DATA FOR THE TASK
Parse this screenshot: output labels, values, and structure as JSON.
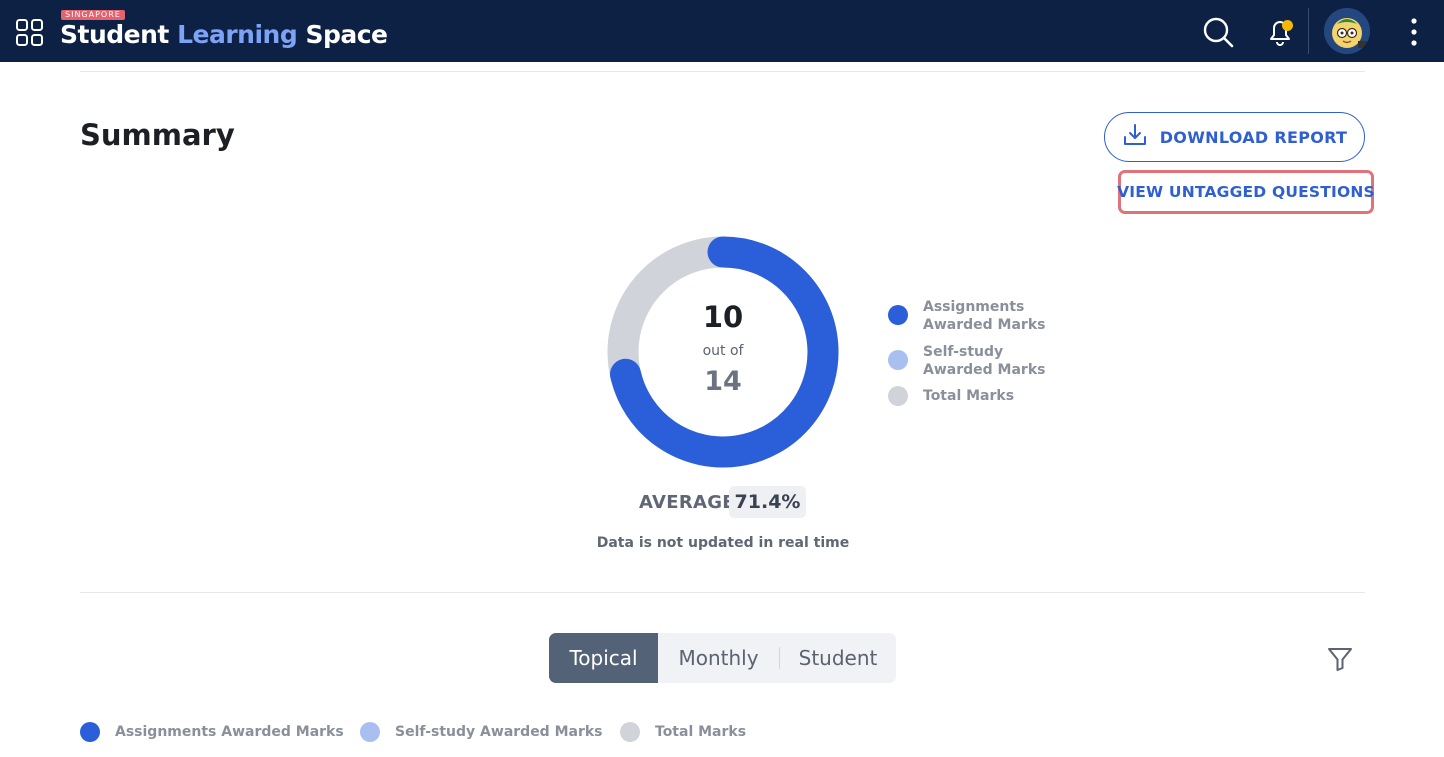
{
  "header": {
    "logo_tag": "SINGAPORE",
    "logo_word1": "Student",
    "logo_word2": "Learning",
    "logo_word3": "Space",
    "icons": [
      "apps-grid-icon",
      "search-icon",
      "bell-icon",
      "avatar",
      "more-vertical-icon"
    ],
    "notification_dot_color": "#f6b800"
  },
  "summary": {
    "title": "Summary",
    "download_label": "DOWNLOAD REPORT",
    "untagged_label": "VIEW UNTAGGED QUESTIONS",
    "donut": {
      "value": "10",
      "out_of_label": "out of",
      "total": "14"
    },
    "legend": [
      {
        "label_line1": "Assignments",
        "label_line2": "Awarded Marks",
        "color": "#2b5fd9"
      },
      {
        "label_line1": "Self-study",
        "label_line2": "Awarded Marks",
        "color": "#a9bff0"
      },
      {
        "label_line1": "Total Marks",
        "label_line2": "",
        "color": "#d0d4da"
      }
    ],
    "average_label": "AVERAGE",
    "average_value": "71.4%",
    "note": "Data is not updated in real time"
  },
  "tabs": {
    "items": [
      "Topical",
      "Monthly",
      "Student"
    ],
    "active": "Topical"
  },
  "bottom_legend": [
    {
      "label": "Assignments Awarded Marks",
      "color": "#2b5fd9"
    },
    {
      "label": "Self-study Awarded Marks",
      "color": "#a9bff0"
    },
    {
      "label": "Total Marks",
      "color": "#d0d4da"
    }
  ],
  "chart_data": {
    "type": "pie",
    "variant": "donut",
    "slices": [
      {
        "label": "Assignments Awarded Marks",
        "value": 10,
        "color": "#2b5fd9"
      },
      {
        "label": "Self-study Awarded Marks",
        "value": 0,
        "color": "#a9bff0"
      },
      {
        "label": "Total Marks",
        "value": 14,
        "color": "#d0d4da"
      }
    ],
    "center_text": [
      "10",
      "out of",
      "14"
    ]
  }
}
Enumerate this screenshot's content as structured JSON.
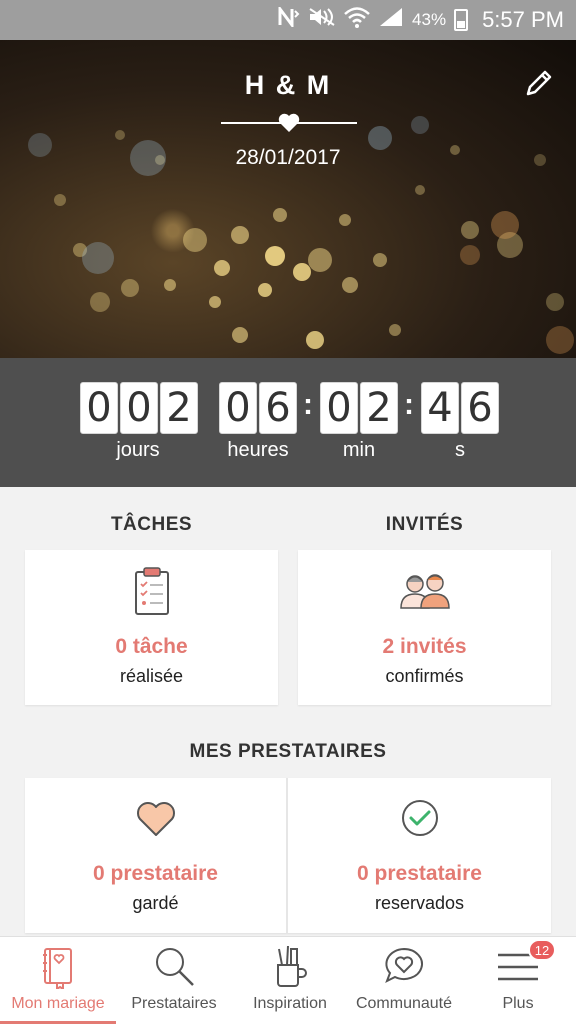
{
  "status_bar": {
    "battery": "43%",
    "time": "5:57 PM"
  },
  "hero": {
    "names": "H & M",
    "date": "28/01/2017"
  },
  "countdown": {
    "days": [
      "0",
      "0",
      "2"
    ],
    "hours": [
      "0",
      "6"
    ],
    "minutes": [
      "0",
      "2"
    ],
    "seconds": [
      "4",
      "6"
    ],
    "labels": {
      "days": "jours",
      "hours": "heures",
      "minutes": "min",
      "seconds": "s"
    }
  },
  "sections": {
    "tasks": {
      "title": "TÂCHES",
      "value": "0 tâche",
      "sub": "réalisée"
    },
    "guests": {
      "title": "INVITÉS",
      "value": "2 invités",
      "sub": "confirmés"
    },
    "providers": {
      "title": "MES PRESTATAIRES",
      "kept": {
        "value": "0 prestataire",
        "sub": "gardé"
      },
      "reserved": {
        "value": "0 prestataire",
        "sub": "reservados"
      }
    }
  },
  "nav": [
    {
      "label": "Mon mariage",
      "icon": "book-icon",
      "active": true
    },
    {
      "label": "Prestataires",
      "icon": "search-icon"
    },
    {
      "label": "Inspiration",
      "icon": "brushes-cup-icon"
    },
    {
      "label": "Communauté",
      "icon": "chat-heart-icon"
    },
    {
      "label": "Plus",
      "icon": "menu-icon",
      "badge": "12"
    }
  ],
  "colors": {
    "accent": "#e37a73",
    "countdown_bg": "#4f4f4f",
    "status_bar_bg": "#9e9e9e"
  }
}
...
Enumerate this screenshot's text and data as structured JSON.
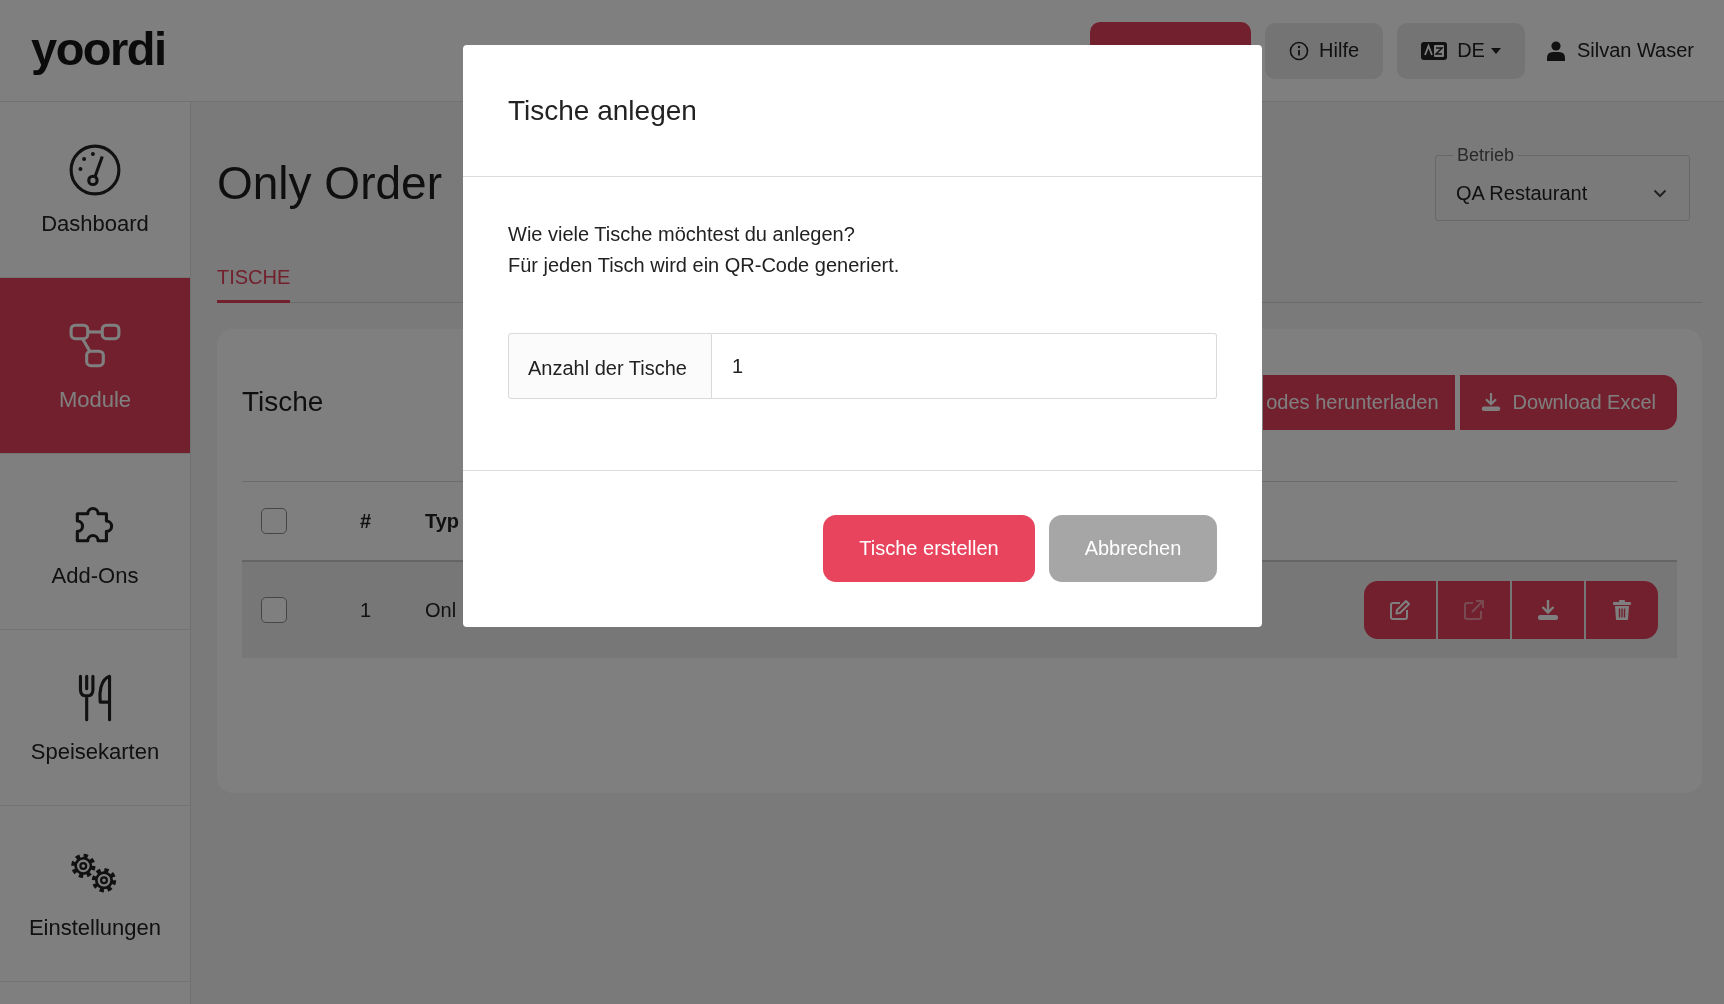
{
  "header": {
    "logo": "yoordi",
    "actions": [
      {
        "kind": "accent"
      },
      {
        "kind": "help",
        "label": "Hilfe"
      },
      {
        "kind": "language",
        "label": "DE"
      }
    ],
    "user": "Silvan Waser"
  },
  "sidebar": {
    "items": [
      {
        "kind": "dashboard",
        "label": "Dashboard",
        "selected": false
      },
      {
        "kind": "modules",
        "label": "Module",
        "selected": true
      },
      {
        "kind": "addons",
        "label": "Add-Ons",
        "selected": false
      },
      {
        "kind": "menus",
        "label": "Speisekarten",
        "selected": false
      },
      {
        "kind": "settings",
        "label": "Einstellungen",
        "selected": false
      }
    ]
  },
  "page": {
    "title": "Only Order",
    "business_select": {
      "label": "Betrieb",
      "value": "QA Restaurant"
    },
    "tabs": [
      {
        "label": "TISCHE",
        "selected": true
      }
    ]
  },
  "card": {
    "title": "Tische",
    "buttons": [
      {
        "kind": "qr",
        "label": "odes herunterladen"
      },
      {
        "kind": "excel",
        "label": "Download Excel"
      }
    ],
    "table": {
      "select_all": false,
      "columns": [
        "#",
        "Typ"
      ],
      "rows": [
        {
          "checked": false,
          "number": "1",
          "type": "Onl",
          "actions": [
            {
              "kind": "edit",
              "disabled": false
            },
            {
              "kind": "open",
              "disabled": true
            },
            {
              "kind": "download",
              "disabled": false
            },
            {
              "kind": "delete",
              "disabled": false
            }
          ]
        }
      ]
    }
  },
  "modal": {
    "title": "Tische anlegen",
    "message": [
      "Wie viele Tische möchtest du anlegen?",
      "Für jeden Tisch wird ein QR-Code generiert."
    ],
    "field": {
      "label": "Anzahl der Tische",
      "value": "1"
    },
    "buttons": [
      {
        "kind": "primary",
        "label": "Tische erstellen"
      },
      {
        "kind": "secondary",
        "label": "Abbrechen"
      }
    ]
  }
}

WHAT YOU NEED TO DO
Go over the data above and copy every line that has the word "time" in it.

RESULT OF THIS TASK
    "note": "Data is not updated in real time"
    "time": "5:57 PM"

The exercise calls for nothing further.